-- Start --
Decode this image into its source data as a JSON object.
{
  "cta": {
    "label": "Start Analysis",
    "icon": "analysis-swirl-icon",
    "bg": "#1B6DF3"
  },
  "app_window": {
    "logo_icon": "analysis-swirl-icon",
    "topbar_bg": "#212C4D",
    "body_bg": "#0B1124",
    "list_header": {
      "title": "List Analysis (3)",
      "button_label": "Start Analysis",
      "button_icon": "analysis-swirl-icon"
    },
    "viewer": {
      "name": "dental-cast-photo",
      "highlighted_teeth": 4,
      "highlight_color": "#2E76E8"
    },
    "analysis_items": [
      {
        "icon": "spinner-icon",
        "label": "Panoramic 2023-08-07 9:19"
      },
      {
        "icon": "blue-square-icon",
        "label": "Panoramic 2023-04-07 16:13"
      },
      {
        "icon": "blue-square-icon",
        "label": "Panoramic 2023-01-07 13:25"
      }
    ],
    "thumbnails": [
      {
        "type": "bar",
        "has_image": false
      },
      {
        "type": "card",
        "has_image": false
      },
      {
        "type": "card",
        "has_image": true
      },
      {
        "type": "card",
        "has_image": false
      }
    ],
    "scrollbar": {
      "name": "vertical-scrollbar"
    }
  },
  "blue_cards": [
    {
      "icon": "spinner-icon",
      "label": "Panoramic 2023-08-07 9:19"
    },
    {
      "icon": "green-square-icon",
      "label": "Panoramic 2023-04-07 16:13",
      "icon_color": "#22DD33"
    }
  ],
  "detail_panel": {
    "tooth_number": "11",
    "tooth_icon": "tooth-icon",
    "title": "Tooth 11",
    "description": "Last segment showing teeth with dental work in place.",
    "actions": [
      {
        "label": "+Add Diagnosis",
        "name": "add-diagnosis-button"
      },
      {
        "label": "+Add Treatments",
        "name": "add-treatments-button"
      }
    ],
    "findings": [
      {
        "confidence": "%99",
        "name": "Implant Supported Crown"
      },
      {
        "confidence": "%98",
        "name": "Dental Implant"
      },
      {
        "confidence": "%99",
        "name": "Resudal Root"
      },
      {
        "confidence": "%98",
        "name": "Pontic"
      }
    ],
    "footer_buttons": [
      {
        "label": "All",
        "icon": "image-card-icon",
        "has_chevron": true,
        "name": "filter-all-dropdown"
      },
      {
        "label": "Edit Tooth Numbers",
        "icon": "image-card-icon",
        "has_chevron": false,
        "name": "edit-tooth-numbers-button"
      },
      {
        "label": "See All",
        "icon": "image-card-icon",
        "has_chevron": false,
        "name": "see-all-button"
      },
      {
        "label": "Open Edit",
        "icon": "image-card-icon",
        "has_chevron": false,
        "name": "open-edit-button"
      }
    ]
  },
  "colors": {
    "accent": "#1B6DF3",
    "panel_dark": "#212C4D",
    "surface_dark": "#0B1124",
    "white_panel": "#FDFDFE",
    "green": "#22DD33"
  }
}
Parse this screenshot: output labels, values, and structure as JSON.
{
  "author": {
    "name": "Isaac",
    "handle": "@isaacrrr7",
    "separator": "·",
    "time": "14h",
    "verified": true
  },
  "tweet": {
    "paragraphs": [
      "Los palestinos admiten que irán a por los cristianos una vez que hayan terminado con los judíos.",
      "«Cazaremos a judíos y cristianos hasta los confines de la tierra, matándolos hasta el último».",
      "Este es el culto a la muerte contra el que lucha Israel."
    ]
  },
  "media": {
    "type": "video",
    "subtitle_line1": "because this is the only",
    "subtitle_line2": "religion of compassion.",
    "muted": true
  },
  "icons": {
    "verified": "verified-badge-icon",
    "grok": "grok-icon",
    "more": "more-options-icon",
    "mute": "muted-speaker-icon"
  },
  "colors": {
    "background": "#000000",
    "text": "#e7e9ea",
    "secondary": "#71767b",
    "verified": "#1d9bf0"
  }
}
-- End --
Using the records above, list each line that includes "swirl".

*Reply:*
    "icon": "analysis-swirl-icon",
    "logo_icon": "analysis-swirl-icon",
      "button_icon": "analysis-swirl-icon"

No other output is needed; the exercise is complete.